■ Фрагмент страницы ■
========

Все эти проблемы, как и экономические, можно решить — достаточно правильно выстроить приоритеты. Что касается управленчества, у меня есть очень простой рецепт: разогнать все эти органы к чертовой матери. Оставить только те, что выписывают зарплату учителям, все остальное вообще не нужно. В Казани есть известный учитель Павел Шмаков который некоторое время работал в Финляндии. Его выжили из Казани, потом мэр Казани приехал в Финляндию и, как он сам рассказывал на «Эхе Москвы», попросил, чтобы его привели в лучшую школу Финляндии. Привели, он говорит: а познакомьте с лучшим учителем. Так вот он: Павел Шмаков, который уехал из вашей Казани. При этом в Финляндии уже несколько десятилетий, полвека как органы управления образованием упразднили. Есть министерство, а всего остального нет, ответственность — на директоре школы. Я уверена, что если и у нас снять этот нарост, хуже не будет. 

«Мы живем в ситуации, когда никто никого не уважает»

Более сложные и мучительные проблемы — нравственная и методическая. Все мы знаем: власть развращает, абсолютная власть развращает абсолютно. Я не понимаю, почему дети должны вставать, когда я захожу в класс. Достаточно, чтобы они сказали «здравствуйте». Я не понимаю, почему у нас принято называть детей по фамилиям. У нас был замечательный директор, уже, к сожалению, покойный, который любил говорить: школа не может быть островом. Конечно, школа отражает, что происходит в стране. А мы живем в ситуации, когда никто никого не уважает. Учителя орут на детей, как та тетка из Брянска, которая оралаиз-за Навального. 

Дети тоже много чего вытворяют: помните, был ролик, где ученики издеваются над престарелой учительницей физкультуры, как ее били, а она этого не помнила. Учителя хамят родителям, родители хамят учителям. Но дело не в учителях и не в родителях. Когда орем друг на друга в очереди, когда в поликлинике медсестра выходит и кричит «Кто тут следующий на аборт?!» — это то же самое. Уж не говорю, что пишут в соцсетях. А в школе, как в любом замкнутом сообществе, основанном на подчинении, все проявляется сильнее. Обхамят в поликлинике — я отвечу или плюну и уйду. А в школе или армии — куда уйти? И начинается. Это самая большая и самая тяжелая проблема, которая сильнее всего сказывается на несовершеннолетних: они беспомощнее. Развращаются и те, кто унижает, и те, кто унижен. Дальше — порочный круг, снежный ком, лавина, и это очень страшно.

========

■ Исходные данные ■

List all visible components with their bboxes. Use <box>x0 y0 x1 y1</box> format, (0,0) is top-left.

========

■ Задания ■
(A) В какой стране некоторое время работал учитель Павел Шмаков, о котором говорится во фрагменте страницы?
(B) Перепишите отрывок фрагмента страницы между словами «Дети тоже много» и «это очень страшно.» включительно, заменив «поликлинике» на «больнице».
(C) Переведите на английский язык предложение из фрагмента страницы: «Развращаются и те, кто унижает, и те, кто унижен».

■ Полные решения ■
(A) В Финляндии.

(B)
Дети тоже много чего вытворяют: помните, был ролик, где ученики издеваются над престарелой учительницей физкультуры, как ее били, а она этого не помнила. Учителя хамят родителям, родители хамят учителям. Но дело не в учителях и не в родителях. Когда орем друг на друга в очереди, когда в больнице медсестра выходит и кричит «Кто тут следующий на аборт?!» — это то же самое. Уж не говорю, что пишут в соцсетях. А в школе, как в любом замкнутом сообществе, основанном на подчинении, все проявляется сильнее. Обхамят в больнице — я отвечу или плюну и уйду. А в школе или армии — куда уйти? И начинается. Это самая большая и самая тяжелая проблема, которая сильнее всего сказывается на несовершеннолетних: они беспомощнее. Развращаются и те, кто унижает, и те, кто унижен. Дальше — порочный круг, снежный ком, лавина, и это очень страшно.

(C) Both those who humiliate and those who are humiliated become corrupted.